[start]

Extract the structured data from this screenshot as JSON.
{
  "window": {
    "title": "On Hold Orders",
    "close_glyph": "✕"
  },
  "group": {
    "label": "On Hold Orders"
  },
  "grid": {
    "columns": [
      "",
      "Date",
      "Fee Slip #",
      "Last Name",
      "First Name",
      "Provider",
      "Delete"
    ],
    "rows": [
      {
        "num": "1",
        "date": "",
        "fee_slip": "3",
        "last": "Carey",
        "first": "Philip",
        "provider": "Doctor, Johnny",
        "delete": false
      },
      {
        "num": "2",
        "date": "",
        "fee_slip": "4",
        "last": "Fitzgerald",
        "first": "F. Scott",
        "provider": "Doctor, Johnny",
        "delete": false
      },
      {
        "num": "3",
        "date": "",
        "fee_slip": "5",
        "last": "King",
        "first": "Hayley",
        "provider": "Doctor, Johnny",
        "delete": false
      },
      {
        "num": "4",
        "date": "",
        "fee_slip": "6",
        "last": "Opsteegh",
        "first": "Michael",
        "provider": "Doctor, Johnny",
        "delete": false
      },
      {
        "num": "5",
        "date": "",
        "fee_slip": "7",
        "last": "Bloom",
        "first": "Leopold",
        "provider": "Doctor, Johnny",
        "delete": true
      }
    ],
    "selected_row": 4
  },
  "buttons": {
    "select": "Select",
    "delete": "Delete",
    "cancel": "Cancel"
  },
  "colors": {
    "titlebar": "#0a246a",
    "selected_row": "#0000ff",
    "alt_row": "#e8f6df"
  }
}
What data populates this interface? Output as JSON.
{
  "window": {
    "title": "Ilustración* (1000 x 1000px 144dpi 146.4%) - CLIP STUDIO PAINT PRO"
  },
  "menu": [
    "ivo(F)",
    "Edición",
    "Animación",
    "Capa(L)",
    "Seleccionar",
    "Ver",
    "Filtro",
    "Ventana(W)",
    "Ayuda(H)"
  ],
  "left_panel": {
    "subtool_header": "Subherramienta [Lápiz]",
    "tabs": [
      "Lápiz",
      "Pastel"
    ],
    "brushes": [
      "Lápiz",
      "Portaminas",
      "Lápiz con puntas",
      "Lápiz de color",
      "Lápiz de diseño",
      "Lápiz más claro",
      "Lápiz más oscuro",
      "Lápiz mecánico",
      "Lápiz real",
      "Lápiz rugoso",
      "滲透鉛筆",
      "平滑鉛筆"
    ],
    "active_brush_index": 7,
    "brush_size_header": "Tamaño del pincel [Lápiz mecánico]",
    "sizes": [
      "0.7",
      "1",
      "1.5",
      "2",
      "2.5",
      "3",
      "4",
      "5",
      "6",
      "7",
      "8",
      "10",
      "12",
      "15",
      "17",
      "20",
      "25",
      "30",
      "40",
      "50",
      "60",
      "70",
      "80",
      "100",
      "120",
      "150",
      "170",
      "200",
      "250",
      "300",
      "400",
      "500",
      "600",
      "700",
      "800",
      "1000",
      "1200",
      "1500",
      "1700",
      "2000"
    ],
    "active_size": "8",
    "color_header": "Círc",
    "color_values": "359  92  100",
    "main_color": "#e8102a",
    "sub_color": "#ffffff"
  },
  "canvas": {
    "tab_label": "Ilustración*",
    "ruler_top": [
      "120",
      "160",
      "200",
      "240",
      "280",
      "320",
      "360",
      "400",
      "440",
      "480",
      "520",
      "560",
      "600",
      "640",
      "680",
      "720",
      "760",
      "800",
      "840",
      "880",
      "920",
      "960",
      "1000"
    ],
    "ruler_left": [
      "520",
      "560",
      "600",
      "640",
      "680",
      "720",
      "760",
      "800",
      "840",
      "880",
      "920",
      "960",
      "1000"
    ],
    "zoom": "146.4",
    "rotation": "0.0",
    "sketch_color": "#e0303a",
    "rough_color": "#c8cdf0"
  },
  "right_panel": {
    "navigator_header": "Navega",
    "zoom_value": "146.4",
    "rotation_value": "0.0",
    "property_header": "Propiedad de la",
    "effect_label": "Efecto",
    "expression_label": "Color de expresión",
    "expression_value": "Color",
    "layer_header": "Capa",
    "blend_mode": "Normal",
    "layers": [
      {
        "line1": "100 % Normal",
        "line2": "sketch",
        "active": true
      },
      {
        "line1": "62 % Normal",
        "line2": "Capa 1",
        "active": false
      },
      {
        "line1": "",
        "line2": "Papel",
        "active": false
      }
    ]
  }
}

[end]

Exactly reproduce all of the entries above.

## Final result
Extract the structured data from this screenshot as JSON.
{
  "window": {
    "title": "On Hold Orders",
    "close_glyph": "✕"
  },
  "group": {
    "label": "On Hold Orders"
  },
  "grid": {
    "columns": [
      "",
      "Date",
      "Fee Slip #",
      "Last Name",
      "First Name",
      "Provider",
      "Delete"
    ],
    "rows": [
      {
        "num": "1",
        "date": "",
        "fee_slip": "3",
        "last": "Carey",
        "first": "Philip",
        "provider": "Doctor, Johnny",
        "delete": false
      },
      {
        "num": "2",
        "date": "",
        "fee_slip": "4",
        "last": "Fitzgerald",
        "first": "F. Scott",
        "provider": "Doctor, Johnny",
        "delete": false
      },
      {
        "num": "3",
        "date": "",
        "fee_slip": "5",
        "last": "King",
        "first": "Hayley",
        "provider": "Doctor, Johnny",
        "delete": false
      },
      {
        "num": "4",
        "date": "",
        "fee_slip": "6",
        "last": "Opsteegh",
        "first": "Michael",
        "provider": "Doctor, Johnny",
        "delete": false
      },
      {
        "num": "5",
        "date": "",
        "fee_slip": "7",
        "last": "Bloom",
        "first": "Leopold",
        "provider": "Doctor, Johnny",
        "delete": true
      }
    ],
    "selected_row": 4
  },
  "buttons": {
    "select": "Select",
    "delete": "Delete",
    "cancel": "Cancel"
  },
  "colors": {
    "titlebar": "#0a246a",
    "selected_row": "#0000ff",
    "alt_row": "#e8f6df"
  }
}
What data populates this interface? Output as JSON.
{
  "window": {
    "title": "Ilustración* (1000 x 1000px 144dpi 146.4%) - CLIP STUDIO PAINT PRO"
  },
  "menu": [
    "ivo(F)",
    "Edición",
    "Animación",
    "Capa(L)",
    "Seleccionar",
    "Ver",
    "Filtro",
    "Ventana(W)",
    "Ayuda(H)"
  ],
  "left_panel": {
    "subtool_header": "Subherramienta [Lápiz]",
    "tabs": [
      "Lápiz",
      "Pastel"
    ],
    "brushes": [
      "Lápiz",
      "Portaminas",
      "Lápiz con puntas",
      "Lápiz de color",
      "Lápiz de diseño",
      "Lápiz más claro",
      "Lápiz más oscuro",
      "Lápiz mecánico",
      "Lápiz real",
      "Lápiz rugoso",
      "滲透鉛筆",
      "平滑鉛筆"
    ],
    "active_brush_index": 7,
    "brush_size_header": "Tamaño del pincel [Lápiz mecánico]",
    "sizes": [
      "0.7",
      "1",
      "1.5",
      "2",
      "2.5",
      "3",
      "4",
      "5",
      "6",
      "7",
      "8",
      "10",
      "12",
      "15",
      "17",
      "20",
      "25",
      "30",
      "40",
      "50",
      "60",
      "70",
      "80",
      "100",
      "120",
      "150",
      "170",
      "200",
      "250",
      "300",
      "400",
      "500",
      "600",
      "700",
      "800",
      "1000",
      "1200",
      "1500",
      "1700",
      "2000"
    ],
    "active_size": "8",
    "color_header": "Círc",
    "color_values": "359  92  100",
    "main_color": "#e8102a",
    "sub_color": "#ffffff"
  },
  "canvas": {
    "tab_label": "Ilustración*",
    "ruler_top": [
      "120",
      "160",
      "200",
      "240",
      "280",
      "320",
      "360",
      "400",
      "440",
      "480",
      "520",
      "560",
      "600",
      "640",
      "680",
      "720",
      "760",
      "800",
      "840",
      "880",
      "920",
      "960",
      "1000"
    ],
    "ruler_left": [
      "520",
      "560",
      "600",
      "640",
      "680",
      "720",
      "760",
      "800",
      "840",
      "880",
      "920",
      "960",
      "1000"
    ],
    "zoom": "146.4",
    "rotation": "0.0",
    "sketch_color": "#e0303a",
    "rough_color": "#c8cdf0"
  },
  "right_panel": {
    "navigator_header": "Navega",
    "zoom_value": "146.4",
    "rotation_value": "0.0",
    "property_header": "Propiedad de la",
    "effect_label": "Efecto",
    "expression_label": "Color de expresión",
    "expression_value": "Color",
    "layer_header": "Capa",
    "blend_mode": "Normal",
    "layers": [
      {
        "line1": "100 % Normal",
        "line2": "sketch",
        "active": true
      },
      {
        "line1": "62 % Normal",
        "line2": "Capa 1",
        "active": false
      },
      {
        "line1": "",
        "line2": "Papel",
        "active": false
      }
    ]
  }
}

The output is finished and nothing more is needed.